** Your instructions **
All of the data should be output character for character, except the pictures.

** Data listing **
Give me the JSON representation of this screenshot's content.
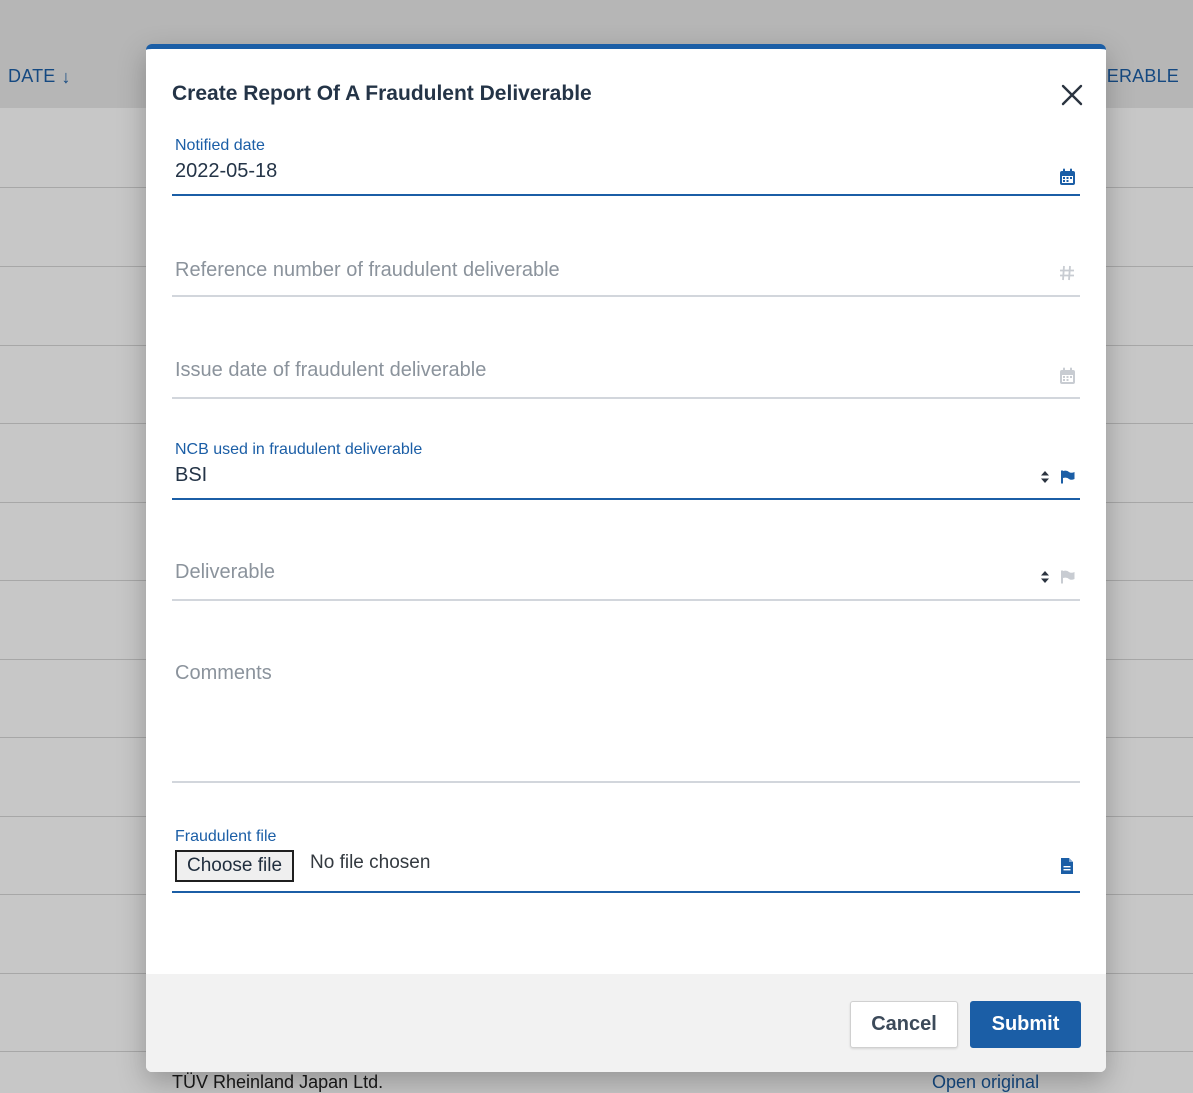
{
  "background_table": {
    "left_column_header": "DATE",
    "right_column_header": "ERABLE",
    "bottom_row_left": "TÜV Rheinland Japan Ltd.",
    "bottom_row_right": "Open original"
  },
  "modal": {
    "title": "Create Report Of A Fraudulent Deliverable",
    "fields": {
      "notified_date": {
        "label": "Notified date",
        "value": "2022-05-18",
        "icon": "calendar-icon"
      },
      "reference_number": {
        "placeholder": "Reference number of fraudulent deliverable",
        "icon": "hash-icon"
      },
      "issue_date": {
        "placeholder": "Issue date of fraudulent deliverable",
        "icon": "calendar-icon"
      },
      "ncb": {
        "label": "NCB used in fraudulent deliverable",
        "value": "BSI",
        "icons": [
          "sort-icon",
          "flag-icon"
        ]
      },
      "deliverable": {
        "placeholder": "Deliverable",
        "icons": [
          "sort-icon",
          "flag-icon"
        ]
      },
      "comments": {
        "placeholder": "Comments"
      },
      "fraudulent_file": {
        "label": "Fraudulent file",
        "button_label": "Choose file",
        "status": "No file chosen",
        "icon": "file-icon"
      }
    },
    "footer": {
      "cancel_label": "Cancel",
      "submit_label": "Submit"
    }
  },
  "colors": {
    "accent": "#1b5ea6",
    "muted_icon": "#c8ccd2",
    "text": "#243447"
  }
}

** In response **
Give me the JSON representation of this screenshot's content.
{
  "background_table": {
    "left_column_header": "DATE",
    "right_column_header": "ERABLE",
    "bottom_row_left": "TÜV Rheinland Japan Ltd.",
    "bottom_row_right": "Open original"
  },
  "modal": {
    "title": "Create Report Of A Fraudulent Deliverable",
    "fields": {
      "notified_date": {
        "label": "Notified date",
        "value": "2022-05-18",
        "icon": "calendar-icon"
      },
      "reference_number": {
        "placeholder": "Reference number of fraudulent deliverable",
        "icon": "hash-icon"
      },
      "issue_date": {
        "placeholder": "Issue date of fraudulent deliverable",
        "icon": "calendar-icon"
      },
      "ncb": {
        "label": "NCB used in fraudulent deliverable",
        "value": "BSI",
        "icons": [
          "sort-icon",
          "flag-icon"
        ]
      },
      "deliverable": {
        "placeholder": "Deliverable",
        "icons": [
          "sort-icon",
          "flag-icon"
        ]
      },
      "comments": {
        "placeholder": "Comments"
      },
      "fraudulent_file": {
        "label": "Fraudulent file",
        "button_label": "Choose file",
        "status": "No file chosen",
        "icon": "file-icon"
      }
    },
    "footer": {
      "cancel_label": "Cancel",
      "submit_label": "Submit"
    }
  },
  "colors": {
    "accent": "#1b5ea6",
    "muted_icon": "#c8ccd2",
    "text": "#243447"
  }
}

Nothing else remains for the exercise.